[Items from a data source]
::::

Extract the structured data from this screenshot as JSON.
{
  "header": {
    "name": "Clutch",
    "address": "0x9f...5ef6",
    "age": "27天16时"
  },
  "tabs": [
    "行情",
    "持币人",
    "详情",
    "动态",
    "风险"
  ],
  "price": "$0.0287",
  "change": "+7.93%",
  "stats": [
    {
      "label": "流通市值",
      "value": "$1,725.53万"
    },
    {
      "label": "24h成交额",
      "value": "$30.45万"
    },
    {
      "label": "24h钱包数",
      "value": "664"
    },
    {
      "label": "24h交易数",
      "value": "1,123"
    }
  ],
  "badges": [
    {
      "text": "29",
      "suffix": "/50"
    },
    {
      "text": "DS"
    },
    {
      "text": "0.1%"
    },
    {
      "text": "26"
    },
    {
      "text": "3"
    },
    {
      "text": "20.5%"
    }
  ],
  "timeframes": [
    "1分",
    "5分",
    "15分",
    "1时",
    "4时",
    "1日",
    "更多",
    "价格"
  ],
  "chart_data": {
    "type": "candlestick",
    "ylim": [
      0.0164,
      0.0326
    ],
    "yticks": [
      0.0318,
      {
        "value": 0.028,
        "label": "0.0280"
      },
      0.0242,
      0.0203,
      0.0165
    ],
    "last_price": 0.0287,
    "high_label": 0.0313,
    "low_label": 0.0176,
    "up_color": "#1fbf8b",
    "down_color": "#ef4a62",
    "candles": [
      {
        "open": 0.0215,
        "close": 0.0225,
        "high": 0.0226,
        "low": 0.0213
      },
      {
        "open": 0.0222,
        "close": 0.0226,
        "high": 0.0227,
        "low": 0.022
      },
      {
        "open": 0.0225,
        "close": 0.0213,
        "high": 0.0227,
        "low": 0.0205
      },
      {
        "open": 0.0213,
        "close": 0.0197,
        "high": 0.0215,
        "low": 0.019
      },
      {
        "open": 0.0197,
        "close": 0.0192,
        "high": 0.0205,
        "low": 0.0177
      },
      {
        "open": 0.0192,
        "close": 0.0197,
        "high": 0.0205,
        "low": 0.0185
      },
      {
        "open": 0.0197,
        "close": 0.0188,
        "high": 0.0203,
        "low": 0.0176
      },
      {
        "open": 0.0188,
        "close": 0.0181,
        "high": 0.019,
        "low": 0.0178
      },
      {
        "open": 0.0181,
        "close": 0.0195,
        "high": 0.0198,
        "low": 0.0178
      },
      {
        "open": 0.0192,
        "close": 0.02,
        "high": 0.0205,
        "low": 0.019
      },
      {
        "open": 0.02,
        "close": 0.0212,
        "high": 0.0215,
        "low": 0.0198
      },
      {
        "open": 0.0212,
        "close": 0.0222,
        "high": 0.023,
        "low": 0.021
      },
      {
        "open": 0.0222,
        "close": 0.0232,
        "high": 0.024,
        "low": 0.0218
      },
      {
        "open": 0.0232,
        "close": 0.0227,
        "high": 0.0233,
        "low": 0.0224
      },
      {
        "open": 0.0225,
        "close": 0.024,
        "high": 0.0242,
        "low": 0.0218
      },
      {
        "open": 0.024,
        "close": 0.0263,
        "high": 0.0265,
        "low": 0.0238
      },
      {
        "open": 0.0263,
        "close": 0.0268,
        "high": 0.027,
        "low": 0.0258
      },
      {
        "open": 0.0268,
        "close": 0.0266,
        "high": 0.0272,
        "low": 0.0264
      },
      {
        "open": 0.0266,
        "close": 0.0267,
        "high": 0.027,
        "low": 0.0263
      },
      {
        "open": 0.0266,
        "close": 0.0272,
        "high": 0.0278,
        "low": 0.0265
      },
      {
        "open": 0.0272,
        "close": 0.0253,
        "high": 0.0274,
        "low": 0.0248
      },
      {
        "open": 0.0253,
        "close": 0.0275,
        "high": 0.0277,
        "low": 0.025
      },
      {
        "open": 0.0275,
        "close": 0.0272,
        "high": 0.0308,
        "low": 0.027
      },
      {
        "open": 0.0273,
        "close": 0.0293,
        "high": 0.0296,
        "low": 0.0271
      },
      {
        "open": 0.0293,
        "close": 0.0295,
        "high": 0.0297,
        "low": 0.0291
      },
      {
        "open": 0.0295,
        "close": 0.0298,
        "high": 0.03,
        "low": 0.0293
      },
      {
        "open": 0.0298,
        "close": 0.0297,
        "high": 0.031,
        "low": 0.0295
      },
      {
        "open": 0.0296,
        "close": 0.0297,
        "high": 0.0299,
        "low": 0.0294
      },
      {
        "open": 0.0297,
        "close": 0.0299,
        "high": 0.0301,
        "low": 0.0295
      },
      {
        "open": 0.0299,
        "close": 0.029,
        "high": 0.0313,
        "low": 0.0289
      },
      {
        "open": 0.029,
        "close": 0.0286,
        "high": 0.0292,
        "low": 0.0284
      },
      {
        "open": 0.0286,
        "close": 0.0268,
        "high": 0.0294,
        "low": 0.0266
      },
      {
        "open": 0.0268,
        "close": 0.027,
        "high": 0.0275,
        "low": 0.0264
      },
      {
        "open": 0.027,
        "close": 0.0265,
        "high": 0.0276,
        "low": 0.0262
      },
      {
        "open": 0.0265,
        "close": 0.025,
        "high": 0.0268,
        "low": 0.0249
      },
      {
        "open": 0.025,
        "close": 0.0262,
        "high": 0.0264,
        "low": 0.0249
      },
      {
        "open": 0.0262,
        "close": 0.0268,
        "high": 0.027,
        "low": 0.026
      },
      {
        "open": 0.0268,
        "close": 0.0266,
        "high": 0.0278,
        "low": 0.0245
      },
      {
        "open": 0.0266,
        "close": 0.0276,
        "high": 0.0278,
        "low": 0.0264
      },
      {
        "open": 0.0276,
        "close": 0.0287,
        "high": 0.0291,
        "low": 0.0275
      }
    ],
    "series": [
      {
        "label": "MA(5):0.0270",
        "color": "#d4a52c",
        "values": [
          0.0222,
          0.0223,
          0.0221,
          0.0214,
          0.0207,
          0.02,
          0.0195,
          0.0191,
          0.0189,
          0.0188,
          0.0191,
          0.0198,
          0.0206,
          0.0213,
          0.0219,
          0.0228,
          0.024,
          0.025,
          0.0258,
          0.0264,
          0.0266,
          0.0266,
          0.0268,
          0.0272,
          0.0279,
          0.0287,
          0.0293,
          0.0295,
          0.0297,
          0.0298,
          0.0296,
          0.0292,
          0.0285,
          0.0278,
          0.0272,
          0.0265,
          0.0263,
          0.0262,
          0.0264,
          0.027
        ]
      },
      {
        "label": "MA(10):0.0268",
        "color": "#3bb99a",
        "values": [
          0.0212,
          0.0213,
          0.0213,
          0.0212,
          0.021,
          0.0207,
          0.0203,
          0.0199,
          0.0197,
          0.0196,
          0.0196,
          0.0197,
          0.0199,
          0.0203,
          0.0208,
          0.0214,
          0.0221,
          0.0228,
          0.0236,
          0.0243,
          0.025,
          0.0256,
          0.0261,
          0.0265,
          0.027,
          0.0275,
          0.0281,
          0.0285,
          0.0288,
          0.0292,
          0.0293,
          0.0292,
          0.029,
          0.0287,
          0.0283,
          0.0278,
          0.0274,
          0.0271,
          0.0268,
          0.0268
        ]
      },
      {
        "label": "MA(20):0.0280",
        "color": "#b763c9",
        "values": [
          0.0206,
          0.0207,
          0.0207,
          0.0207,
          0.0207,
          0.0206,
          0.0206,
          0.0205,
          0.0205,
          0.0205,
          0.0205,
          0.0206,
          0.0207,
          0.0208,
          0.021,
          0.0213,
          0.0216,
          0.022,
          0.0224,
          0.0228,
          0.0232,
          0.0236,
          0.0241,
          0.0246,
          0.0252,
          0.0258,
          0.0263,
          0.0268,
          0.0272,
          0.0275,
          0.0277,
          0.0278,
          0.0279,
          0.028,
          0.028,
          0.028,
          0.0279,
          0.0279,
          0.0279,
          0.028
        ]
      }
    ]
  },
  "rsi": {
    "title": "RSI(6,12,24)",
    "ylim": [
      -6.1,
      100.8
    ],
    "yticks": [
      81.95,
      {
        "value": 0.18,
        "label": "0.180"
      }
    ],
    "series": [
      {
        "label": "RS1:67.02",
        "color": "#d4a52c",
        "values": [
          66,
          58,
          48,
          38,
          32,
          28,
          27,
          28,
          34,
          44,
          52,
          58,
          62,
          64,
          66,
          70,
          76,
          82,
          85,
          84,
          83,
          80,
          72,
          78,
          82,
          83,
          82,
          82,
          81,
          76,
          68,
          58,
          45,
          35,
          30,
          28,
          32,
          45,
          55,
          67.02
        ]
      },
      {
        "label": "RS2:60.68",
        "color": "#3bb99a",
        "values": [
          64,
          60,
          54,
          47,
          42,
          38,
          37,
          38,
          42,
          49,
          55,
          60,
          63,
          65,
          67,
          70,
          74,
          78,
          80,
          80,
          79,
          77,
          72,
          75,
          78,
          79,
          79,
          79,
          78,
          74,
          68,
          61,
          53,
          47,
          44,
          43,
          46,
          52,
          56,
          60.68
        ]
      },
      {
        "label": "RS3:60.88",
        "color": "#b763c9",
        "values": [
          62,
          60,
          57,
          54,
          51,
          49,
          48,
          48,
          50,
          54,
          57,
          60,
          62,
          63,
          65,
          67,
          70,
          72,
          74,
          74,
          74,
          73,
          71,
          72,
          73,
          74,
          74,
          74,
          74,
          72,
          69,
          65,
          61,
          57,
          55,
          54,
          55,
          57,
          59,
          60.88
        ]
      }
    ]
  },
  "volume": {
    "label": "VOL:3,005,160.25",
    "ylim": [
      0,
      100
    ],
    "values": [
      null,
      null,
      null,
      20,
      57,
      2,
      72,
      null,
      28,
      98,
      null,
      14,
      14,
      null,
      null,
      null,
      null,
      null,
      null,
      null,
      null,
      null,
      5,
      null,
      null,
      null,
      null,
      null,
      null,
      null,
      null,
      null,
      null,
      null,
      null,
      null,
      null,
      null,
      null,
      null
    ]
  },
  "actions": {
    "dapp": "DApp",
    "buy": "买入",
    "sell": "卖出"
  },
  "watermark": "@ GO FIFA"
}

::::

Exercise requirements:
Copy down every line of the entries containing the word "text".

Exercise result:
      "text": "29",
      "text": "DS"
      "text": "0.1%"
      "text": "26"
      "text": "3"
      "text": "20.5%"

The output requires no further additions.